## TASK BRIEF
Write out every entry exactly as it stands.
Start of INFORMATION SUPPLIED
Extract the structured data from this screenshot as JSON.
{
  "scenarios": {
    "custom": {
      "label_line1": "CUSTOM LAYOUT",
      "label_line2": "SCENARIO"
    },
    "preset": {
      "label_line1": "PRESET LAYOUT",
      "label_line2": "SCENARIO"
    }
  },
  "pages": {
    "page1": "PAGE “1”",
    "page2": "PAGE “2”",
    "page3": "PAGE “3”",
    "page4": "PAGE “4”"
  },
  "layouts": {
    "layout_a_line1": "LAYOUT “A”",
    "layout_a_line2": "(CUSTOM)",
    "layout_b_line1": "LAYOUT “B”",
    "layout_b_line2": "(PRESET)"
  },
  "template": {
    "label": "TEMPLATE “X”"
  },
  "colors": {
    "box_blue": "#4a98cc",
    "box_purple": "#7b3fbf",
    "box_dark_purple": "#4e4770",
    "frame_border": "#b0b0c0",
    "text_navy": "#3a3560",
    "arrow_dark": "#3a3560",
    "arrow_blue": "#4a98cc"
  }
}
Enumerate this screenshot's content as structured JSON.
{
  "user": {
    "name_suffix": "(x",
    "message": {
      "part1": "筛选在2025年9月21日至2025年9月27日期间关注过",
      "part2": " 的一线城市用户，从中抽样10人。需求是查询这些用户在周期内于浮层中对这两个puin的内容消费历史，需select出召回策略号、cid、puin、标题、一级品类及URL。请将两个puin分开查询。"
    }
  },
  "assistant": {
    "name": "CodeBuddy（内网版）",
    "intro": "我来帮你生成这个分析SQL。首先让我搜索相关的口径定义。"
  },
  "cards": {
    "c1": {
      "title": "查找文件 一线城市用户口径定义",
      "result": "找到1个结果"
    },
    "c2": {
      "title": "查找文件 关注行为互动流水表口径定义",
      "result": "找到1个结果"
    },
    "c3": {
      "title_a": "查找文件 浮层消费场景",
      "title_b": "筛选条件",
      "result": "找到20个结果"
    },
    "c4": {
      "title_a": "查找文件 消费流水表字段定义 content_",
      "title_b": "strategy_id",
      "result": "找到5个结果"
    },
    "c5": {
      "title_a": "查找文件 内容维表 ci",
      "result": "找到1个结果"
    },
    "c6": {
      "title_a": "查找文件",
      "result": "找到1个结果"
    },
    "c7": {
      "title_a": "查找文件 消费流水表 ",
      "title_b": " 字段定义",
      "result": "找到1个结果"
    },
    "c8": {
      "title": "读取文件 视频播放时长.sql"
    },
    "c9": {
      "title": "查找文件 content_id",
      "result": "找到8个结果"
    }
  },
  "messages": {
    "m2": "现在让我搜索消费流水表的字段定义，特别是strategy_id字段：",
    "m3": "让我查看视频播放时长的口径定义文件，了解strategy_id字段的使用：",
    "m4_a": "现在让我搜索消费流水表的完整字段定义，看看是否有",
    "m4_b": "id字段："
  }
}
End of INFORMATION SUPPLIED
## FULL RESPONSE
Extract the structured data from this screenshot as JSON.
{
  "scenarios": {
    "custom": {
      "label_line1": "CUSTOM LAYOUT",
      "label_line2": "SCENARIO"
    },
    "preset": {
      "label_line1": "PRESET LAYOUT",
      "label_line2": "SCENARIO"
    }
  },
  "pages": {
    "page1": "PAGE “1”",
    "page2": "PAGE “2”",
    "page3": "PAGE “3”",
    "page4": "PAGE “4”"
  },
  "layouts": {
    "layout_a_line1": "LAYOUT “A”",
    "layout_a_line2": "(CUSTOM)",
    "layout_b_line1": "LAYOUT “B”",
    "layout_b_line2": "(PRESET)"
  },
  "template": {
    "label": "TEMPLATE “X”"
  },
  "colors": {
    "box_blue": "#4a98cc",
    "box_purple": "#7b3fbf",
    "box_dark_purple": "#4e4770",
    "frame_border": "#b0b0c0",
    "text_navy": "#3a3560",
    "arrow_dark": "#3a3560",
    "arrow_blue": "#4a98cc"
  }
}
Enumerate this screenshot's content as structured JSON.
{
  "user": {
    "name_suffix": "(x",
    "message": {
      "part1": "筛选在2025年9月21日至2025年9月27日期间关注过",
      "part2": " 的一线城市用户，从中抽样10人。需求是查询这些用户在周期内于浮层中对这两个puin的内容消费历史，需select出召回策略号、cid、puin、标题、一级品类及URL。请将两个puin分开查询。"
    }
  },
  "assistant": {
    "name": "CodeBuddy（内网版）",
    "intro": "我来帮你生成这个分析SQL。首先让我搜索相关的口径定义。"
  },
  "cards": {
    "c1": {
      "title": "查找文件 一线城市用户口径定义",
      "result": "找到1个结果"
    },
    "c2": {
      "title": "查找文件 关注行为互动流水表口径定义",
      "result": "找到1个结果"
    },
    "c3": {
      "title_a": "查找文件 浮层消费场景",
      "title_b": "筛选条件",
      "result": "找到20个结果"
    },
    "c4": {
      "title_a": "查找文件 消费流水表字段定义 content_",
      "title_b": "strategy_id",
      "result": "找到5个结果"
    },
    "c5": {
      "title_a": "查找文件 内容维表 ci",
      "result": "找到1个结果"
    },
    "c6": {
      "title_a": "查找文件",
      "result": "找到1个结果"
    },
    "c7": {
      "title_a": "查找文件 消费流水表 ",
      "title_b": " 字段定义",
      "result": "找到1个结果"
    },
    "c8": {
      "title": "读取文件 视频播放时长.sql"
    },
    "c9": {
      "title": "查找文件 content_id",
      "result": "找到8个结果"
    }
  },
  "messages": {
    "m2": "现在让我搜索消费流水表的字段定义，特别是strategy_id字段：",
    "m3": "让我查看视频播放时长的口径定义文件，了解strategy_id字段的使用：",
    "m4_a": "现在让我搜索消费流水表的完整字段定义，看看是否有",
    "m4_b": "id字段："
  }
}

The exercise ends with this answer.